● Brief
From the listing below, extract every line containing "this".

=-=-=

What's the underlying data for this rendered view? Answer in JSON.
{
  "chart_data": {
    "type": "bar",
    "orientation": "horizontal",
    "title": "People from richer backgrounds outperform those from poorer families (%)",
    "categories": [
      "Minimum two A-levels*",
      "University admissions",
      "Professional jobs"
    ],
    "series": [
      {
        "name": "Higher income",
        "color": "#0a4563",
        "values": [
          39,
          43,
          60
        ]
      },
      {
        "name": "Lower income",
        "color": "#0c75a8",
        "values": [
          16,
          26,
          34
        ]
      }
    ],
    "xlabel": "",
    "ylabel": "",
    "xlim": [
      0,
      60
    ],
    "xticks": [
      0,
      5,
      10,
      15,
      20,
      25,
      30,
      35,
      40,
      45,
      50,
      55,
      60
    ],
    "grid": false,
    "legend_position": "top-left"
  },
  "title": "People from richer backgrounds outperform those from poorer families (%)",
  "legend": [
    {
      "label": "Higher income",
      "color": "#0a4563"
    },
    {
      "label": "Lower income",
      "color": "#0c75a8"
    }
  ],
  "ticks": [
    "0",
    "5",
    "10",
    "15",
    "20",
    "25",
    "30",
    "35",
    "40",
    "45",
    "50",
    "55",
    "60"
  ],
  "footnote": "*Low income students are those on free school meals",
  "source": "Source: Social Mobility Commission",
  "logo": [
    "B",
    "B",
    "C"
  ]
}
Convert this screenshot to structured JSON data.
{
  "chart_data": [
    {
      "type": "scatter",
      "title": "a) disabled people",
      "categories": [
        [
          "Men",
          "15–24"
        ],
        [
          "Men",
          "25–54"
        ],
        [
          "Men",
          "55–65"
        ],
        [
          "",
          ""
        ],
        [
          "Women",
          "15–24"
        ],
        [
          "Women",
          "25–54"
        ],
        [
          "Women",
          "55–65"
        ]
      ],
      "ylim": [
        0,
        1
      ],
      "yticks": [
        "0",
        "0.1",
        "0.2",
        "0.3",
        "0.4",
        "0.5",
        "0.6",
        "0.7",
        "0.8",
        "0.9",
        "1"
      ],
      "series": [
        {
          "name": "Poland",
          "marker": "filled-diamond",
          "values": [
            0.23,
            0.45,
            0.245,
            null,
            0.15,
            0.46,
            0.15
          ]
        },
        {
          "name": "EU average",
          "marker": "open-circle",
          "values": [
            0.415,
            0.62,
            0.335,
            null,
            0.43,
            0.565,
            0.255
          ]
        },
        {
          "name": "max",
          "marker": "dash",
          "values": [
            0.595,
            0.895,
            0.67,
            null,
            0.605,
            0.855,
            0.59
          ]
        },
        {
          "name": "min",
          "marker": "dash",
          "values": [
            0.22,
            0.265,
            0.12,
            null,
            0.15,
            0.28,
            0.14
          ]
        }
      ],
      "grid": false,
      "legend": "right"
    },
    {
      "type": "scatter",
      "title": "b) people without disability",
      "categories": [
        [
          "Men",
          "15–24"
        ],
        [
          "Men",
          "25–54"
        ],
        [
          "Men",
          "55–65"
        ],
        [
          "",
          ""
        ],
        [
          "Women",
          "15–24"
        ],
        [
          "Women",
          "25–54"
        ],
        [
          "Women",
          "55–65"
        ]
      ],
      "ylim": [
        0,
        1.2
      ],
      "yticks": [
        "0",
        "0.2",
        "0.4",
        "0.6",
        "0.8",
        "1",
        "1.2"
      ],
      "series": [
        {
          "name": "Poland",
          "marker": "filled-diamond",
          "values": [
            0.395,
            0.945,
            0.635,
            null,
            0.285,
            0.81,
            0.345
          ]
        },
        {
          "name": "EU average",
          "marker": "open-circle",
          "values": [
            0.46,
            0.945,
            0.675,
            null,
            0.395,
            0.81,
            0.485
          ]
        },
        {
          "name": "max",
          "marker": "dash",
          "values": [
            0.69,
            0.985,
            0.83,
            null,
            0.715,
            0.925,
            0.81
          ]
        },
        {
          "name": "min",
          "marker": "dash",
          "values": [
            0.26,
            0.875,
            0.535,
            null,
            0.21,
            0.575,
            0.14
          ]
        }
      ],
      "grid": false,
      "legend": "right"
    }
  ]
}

=-=-=

● Answer for the task
What's the underlying data for this rendered view? Answer in JSON.
Convert this screenshot to structured JSON data.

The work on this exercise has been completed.